— Start of Records to use —

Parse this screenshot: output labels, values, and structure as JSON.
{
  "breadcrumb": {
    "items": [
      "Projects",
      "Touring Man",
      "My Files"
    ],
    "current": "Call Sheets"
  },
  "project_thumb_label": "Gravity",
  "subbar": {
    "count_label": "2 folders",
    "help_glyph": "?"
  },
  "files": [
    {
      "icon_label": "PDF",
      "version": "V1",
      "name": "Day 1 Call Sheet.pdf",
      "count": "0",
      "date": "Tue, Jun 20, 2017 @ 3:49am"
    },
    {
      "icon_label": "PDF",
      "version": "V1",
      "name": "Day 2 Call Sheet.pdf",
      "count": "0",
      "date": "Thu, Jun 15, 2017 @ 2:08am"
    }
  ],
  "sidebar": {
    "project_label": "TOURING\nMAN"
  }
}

— End of Records to use —

§ Your task
The records above are to be copied in full, exactly as written.

§ Right answer
Parse this screenshot: output labels, values, and structure as JSON.
{
  "breadcrumb": {
    "items": [
      "Projects",
      "Touring Man",
      "My Files"
    ],
    "current": "Call Sheets"
  },
  "project_thumb_label": "Gravity",
  "subbar": {
    "count_label": "2 folders",
    "help_glyph": "?"
  },
  "files": [
    {
      "icon_label": "PDF",
      "version": "V1",
      "name": "Day 1 Call Sheet.pdf",
      "count": "0",
      "date": "Tue, Jun 20, 2017 @ 3:49am"
    },
    {
      "icon_label": "PDF",
      "version": "V1",
      "name": "Day 2 Call Sheet.pdf",
      "count": "0",
      "date": "Thu, Jun 15, 2017 @ 2:08am"
    }
  ],
  "sidebar": {
    "project_label": "TOURING\nMAN"
  }
}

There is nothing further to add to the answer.